» Information shown:

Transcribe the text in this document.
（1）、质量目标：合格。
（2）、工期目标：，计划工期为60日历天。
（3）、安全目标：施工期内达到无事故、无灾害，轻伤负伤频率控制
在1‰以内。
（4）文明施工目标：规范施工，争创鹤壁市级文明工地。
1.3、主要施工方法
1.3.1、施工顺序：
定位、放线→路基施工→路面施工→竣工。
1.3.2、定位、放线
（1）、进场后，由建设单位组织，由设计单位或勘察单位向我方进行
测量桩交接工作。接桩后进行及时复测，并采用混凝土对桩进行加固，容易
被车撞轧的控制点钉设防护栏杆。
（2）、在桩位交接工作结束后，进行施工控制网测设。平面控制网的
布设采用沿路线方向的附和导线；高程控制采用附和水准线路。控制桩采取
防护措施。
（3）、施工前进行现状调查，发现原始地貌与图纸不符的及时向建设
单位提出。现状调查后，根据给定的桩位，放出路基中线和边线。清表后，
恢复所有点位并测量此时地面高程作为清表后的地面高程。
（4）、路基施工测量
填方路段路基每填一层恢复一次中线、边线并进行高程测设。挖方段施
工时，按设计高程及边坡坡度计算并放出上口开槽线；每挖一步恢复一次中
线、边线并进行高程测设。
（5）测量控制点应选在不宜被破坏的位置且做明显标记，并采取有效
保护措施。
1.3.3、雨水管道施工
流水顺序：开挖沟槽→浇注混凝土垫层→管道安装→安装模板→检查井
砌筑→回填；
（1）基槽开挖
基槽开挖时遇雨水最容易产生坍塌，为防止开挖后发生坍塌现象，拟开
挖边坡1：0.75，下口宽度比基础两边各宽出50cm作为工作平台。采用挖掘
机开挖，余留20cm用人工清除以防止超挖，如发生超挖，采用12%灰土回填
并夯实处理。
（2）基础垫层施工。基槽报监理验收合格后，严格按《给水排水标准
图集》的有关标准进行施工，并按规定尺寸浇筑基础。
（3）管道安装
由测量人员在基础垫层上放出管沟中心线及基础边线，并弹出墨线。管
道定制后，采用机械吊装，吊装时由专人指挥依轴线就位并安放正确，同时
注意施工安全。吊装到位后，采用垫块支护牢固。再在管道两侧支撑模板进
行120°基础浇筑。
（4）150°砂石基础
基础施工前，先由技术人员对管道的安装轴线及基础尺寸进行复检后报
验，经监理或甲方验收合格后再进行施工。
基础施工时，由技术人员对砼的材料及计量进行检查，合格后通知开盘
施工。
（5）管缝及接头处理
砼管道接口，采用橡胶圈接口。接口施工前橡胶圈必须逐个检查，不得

» Instructions to follow: Restate every record exactly, leaving nothing out.

» Response to the task:
Transcribe the text in this document.
（1）、质量目标：合格。
（2）、工期目标：，计划工期为60日历天。
（3）、安全目标：施工期内达到无事故、无灾害，轻伤负伤频率控制
在1‰以内。
（4）文明施工目标：规范施工，争创鹤壁市级文明工地。
1.3、主要施工方法
1.3.1、施工顺序：
定位、放线→路基施工→路面施工→竣工。
1.3.2、定位、放线
（1）、进场后，由建设单位组织，由设计单位或勘察单位向我方进行
测量桩交接工作。接桩后进行及时复测，并采用混凝土对桩进行加固，容易
被车撞轧的控制点钉设防护栏杆。
（2）、在桩位交接工作结束后，进行施工控制网测设。平面控制网的
布设采用沿路线方向的附和导线；高程控制采用附和水准线路。控制桩采取
防护措施。
（3）、施工前进行现状调查，发现原始地貌与图纸不符的及时向建设
单位提出。现状调查后，根据给定的桩位，放出路基中线和边线。清表后，
恢复所有点位并测量此时地面高程作为清表后的地面高程。
（4）、路基施工测量
填方路段路基每填一层恢复一次中线、边线并进行高程测设。挖方段施
工时，按设计高程及边坡坡度计算并放出上口开槽线；每挖一步恢复一次中
线、边线并进行高程测设。
（5）测量控制点应选在不宜被破坏的位置且做明显标记，并采取有效
保护措施。
1.3.3、雨水管道施工
流水顺序：开挖沟槽→浇注混凝土垫层→管道安装→安装模板→检查井
砌筑→回填；
（1）基槽开挖
基槽开挖时遇雨水最容易产生坍塌，为防止开挖后发生坍塌现象，拟开
挖边坡1：0.75，下口宽度比基础两边各宽出50cm作为工作平台。采用挖掘
机开挖，余留20cm用人工清除以防止超挖，如发生超挖，采用12%灰土回填
并夯实处理。
（2）基础垫层施工。基槽报监理验收合格后，严格按《给水排水标准
图集》的有关标准进行施工，并按规定尺寸浇筑基础。
（3）管道安装
由测量人员在基础垫层上放出管沟中心线及基础边线，并弹出墨线。管
道定制后，采用机械吊装，吊装时由专人指挥依轴线就位并安放正确，同时
注意施工安全。吊装到位后，采用垫块支护牢固。再在管道两侧支撑模板进
行120°基础浇筑。
（4）150°砂石基础
基础施工前，先由技术人员对管道的安装轴线及基础尺寸进行复检后报
验，经监理或甲方验收合格后再进行施工。
基础施工时，由技术人员对砼的材料及计量进行检查，合格后通知开盘
施工。
（5）管缝及接头处理
砼管道接口，采用橡胶圈接口。接口施工前橡胶圈必须逐个检查，不得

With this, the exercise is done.